> DESCRIPTION OF THE TASK
Looking at the listing, state how many of its lines contain the string "subtitle". Write only the number.

> DATASET EXCERPTS
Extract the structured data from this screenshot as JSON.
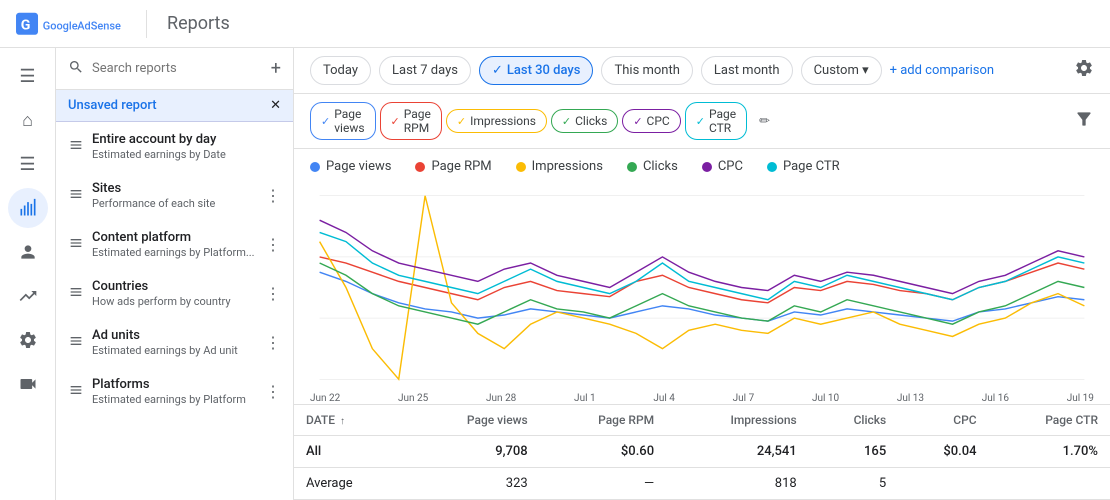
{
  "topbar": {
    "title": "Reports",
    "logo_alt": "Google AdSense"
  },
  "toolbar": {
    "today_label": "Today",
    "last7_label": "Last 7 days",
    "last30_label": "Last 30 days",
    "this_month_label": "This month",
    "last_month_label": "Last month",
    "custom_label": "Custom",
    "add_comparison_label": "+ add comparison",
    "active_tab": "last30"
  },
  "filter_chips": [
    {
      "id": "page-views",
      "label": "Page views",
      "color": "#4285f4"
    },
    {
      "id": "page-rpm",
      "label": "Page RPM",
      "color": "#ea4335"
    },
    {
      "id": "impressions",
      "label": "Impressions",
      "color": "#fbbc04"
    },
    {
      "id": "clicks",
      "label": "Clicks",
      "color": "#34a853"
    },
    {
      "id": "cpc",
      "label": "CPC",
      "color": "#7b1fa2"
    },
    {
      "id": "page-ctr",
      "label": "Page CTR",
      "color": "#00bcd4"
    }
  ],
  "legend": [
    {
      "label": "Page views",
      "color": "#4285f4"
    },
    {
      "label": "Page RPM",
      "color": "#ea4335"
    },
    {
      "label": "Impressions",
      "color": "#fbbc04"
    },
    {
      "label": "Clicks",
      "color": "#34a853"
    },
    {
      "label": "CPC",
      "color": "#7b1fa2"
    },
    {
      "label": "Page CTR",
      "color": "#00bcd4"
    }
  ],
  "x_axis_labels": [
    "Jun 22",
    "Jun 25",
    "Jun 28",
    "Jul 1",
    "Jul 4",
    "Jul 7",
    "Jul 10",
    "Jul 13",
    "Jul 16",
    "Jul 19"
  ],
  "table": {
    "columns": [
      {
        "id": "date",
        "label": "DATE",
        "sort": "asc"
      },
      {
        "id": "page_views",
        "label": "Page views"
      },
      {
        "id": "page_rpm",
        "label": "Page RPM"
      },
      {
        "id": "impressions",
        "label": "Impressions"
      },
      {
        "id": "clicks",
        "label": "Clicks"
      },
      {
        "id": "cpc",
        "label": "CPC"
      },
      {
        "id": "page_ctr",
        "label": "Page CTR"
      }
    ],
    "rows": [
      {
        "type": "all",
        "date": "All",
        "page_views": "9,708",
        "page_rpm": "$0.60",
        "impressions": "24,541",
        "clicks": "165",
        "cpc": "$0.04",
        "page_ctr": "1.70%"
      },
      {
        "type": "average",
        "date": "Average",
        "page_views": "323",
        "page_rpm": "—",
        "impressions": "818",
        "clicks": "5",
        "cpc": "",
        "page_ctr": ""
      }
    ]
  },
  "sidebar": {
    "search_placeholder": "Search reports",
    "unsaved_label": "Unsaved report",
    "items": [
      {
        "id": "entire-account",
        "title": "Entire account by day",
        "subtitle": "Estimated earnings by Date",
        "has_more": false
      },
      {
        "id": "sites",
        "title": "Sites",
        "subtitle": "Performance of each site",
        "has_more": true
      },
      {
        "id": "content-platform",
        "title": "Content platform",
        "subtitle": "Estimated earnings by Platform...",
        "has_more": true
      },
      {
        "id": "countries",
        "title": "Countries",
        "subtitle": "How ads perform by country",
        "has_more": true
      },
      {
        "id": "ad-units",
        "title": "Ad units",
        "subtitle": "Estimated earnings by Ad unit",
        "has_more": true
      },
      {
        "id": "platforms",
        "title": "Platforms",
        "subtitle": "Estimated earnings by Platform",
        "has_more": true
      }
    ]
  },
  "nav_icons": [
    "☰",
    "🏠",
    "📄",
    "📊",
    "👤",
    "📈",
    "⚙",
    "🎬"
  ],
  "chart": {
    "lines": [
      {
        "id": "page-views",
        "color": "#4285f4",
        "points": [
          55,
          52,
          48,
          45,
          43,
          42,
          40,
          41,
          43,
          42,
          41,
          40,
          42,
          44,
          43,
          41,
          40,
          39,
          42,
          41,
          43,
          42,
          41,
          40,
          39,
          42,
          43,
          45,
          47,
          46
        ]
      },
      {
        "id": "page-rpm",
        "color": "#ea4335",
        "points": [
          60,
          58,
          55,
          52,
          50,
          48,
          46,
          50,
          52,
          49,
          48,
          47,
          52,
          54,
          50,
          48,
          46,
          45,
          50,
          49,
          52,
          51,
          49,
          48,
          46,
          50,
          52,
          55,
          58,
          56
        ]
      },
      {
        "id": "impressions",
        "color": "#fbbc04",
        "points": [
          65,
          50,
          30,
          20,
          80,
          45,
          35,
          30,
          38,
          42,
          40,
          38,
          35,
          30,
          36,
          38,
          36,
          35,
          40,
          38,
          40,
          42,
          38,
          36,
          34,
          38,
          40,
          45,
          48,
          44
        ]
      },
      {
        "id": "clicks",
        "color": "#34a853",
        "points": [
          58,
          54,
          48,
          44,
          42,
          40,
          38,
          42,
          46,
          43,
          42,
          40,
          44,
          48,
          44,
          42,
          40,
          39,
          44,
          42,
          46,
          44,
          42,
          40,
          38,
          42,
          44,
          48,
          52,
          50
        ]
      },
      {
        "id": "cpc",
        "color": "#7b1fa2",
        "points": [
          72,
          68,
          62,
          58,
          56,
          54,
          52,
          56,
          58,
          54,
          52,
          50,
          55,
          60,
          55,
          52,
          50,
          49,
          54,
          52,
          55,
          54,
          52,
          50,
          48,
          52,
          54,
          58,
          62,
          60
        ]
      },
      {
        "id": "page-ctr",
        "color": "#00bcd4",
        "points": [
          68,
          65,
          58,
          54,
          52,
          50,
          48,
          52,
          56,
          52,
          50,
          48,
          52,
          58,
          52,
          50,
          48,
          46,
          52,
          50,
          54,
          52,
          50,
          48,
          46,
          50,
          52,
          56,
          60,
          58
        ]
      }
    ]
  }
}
* * *
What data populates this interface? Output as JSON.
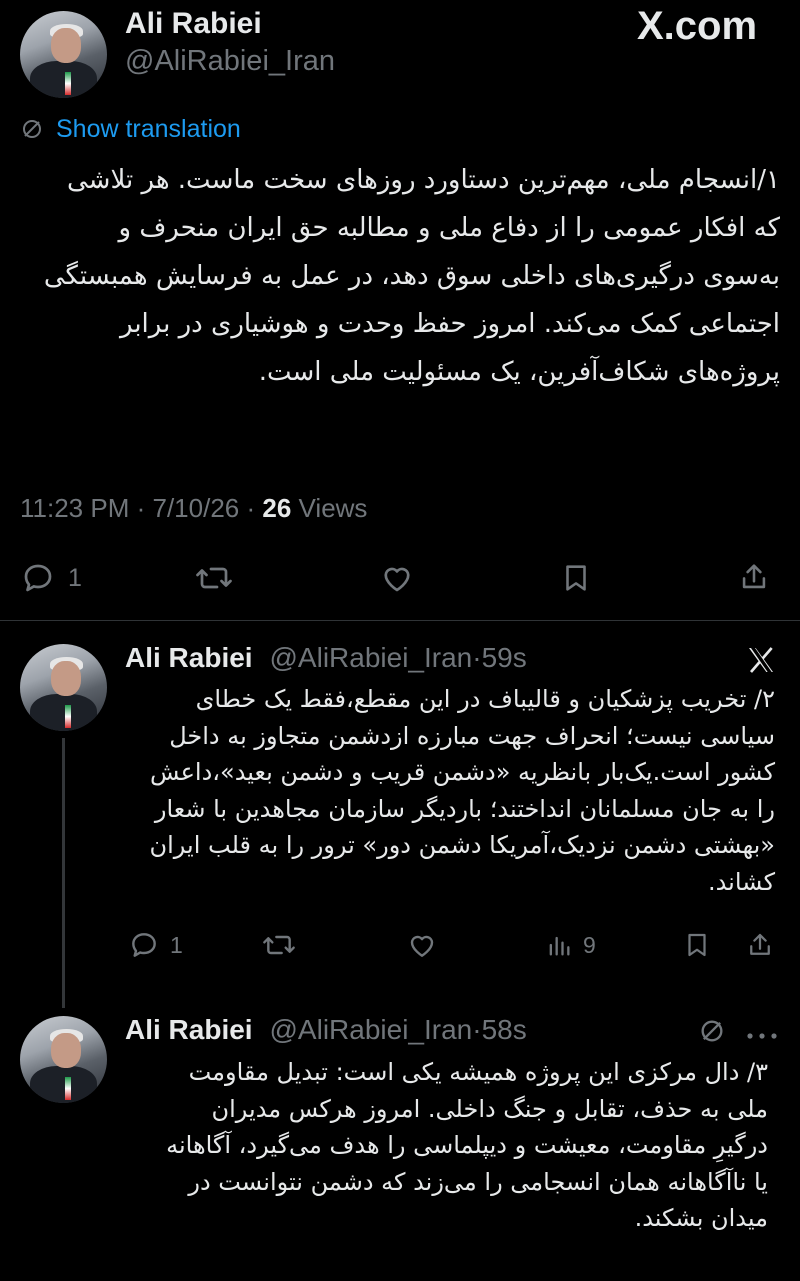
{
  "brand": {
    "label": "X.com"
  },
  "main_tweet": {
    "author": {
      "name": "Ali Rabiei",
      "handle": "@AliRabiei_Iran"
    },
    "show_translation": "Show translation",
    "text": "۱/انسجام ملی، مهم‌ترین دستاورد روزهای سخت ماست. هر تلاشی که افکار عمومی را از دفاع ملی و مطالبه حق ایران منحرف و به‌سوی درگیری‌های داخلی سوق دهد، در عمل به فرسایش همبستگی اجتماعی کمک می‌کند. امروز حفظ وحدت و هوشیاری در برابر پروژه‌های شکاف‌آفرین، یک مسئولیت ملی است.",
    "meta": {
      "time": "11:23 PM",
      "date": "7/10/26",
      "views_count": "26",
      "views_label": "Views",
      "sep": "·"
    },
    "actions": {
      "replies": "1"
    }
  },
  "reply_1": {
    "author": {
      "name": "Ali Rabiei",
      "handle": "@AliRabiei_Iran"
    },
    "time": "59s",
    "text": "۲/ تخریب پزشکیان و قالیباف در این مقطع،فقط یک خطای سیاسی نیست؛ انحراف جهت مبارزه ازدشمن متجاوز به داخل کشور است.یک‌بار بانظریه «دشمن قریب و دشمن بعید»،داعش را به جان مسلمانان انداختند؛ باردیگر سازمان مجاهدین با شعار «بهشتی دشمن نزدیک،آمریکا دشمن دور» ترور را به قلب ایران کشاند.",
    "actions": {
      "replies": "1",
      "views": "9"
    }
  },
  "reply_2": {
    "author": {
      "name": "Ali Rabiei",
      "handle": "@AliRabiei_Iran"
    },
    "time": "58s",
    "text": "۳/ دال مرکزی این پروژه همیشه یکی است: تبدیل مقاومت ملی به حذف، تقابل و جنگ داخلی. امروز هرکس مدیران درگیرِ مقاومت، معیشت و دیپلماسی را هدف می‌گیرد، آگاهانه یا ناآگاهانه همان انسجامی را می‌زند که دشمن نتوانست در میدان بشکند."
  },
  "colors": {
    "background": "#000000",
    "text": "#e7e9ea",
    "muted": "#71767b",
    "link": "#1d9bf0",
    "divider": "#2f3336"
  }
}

> WRITTEN RESPONSE
6